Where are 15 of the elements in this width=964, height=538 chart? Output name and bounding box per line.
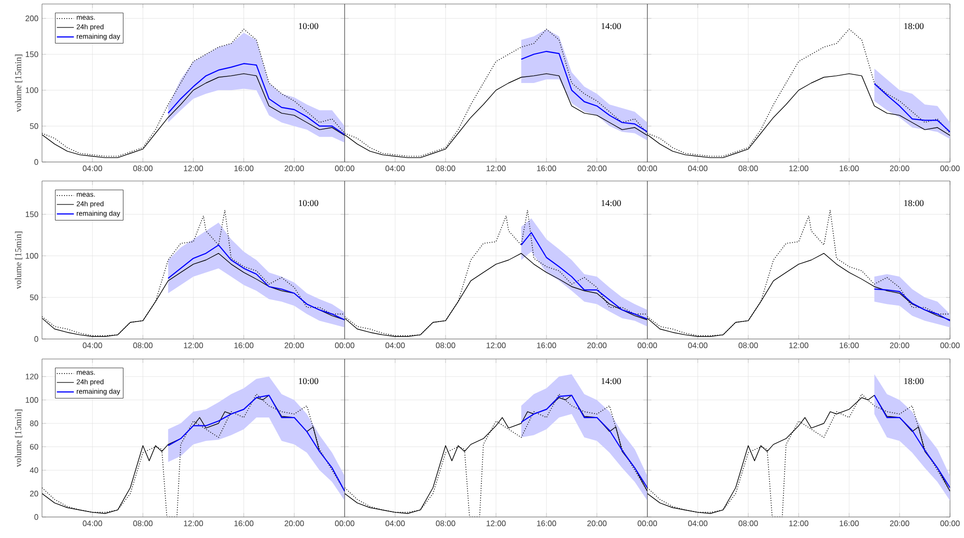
y-axis-title: volume [15min] xyxy=(14,232,22,290)
annotation: 14:00 xyxy=(602,23,621,30)
y-axis-title: volume [15min] xyxy=(14,410,22,468)
y-axis-title: volume [15min] xyxy=(14,54,22,112)
annotation: 10:00 xyxy=(298,378,318,384)
annotation: 18:00 xyxy=(904,23,924,30)
annotation: 10:00 xyxy=(298,23,318,30)
annotation: 18:00 xyxy=(904,200,924,206)
annotation: 14:00 xyxy=(602,378,621,384)
line-series xyxy=(168,244,345,320)
line-series xyxy=(168,394,345,492)
annotation: 10:00 xyxy=(298,200,318,206)
annotation: 14:00 xyxy=(602,200,621,206)
line-series xyxy=(168,63,345,136)
annotation: 18:00 xyxy=(904,378,924,384)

+ + +

Can you render each line of the items above as a Markdown table with the columns Row and Entry, numbering the rows, skipping any blank lines, and leaving the pictures out?

Solution below -
| Row | Entry |
|---|---|
| 1 | Where are 15 of the elements in this width=964, height=538 chart? Output name and bounding box per line. |
| 2 | y-axis-title: volume [15min] xyxy=(14,232,22,290) |
| 3 | annotation: 14:00 xyxy=(602,23,621,30) |
| 4 | y-axis-title: volume [15min] xyxy=(14,410,22,468) |
| 5 | y-axis-title: volume [15min] xyxy=(14,54,22,112) |
| 6 | annotation: 10:00 xyxy=(298,378,318,384) |
| 7 | annotation: 18:00 xyxy=(904,23,924,30) |
| 8 | annotation: 10:00 xyxy=(298,23,318,30) |
| 9 | annotation: 18:00 xyxy=(904,200,924,206) |
| 10 | annotation: 14:00 xyxy=(602,378,621,384) |
| 11 | line-series xyxy=(168,244,345,320) |
| 12 | line-series xyxy=(168,394,345,492) |
| 13 | annotation: 10:00 xyxy=(298,200,318,206) |
| 14 | annotation: 14:00 xyxy=(602,200,621,206) |
| 15 | line-series xyxy=(168,63,345,136) |
| 16 | annotation: 18:00 xyxy=(904,378,924,384) |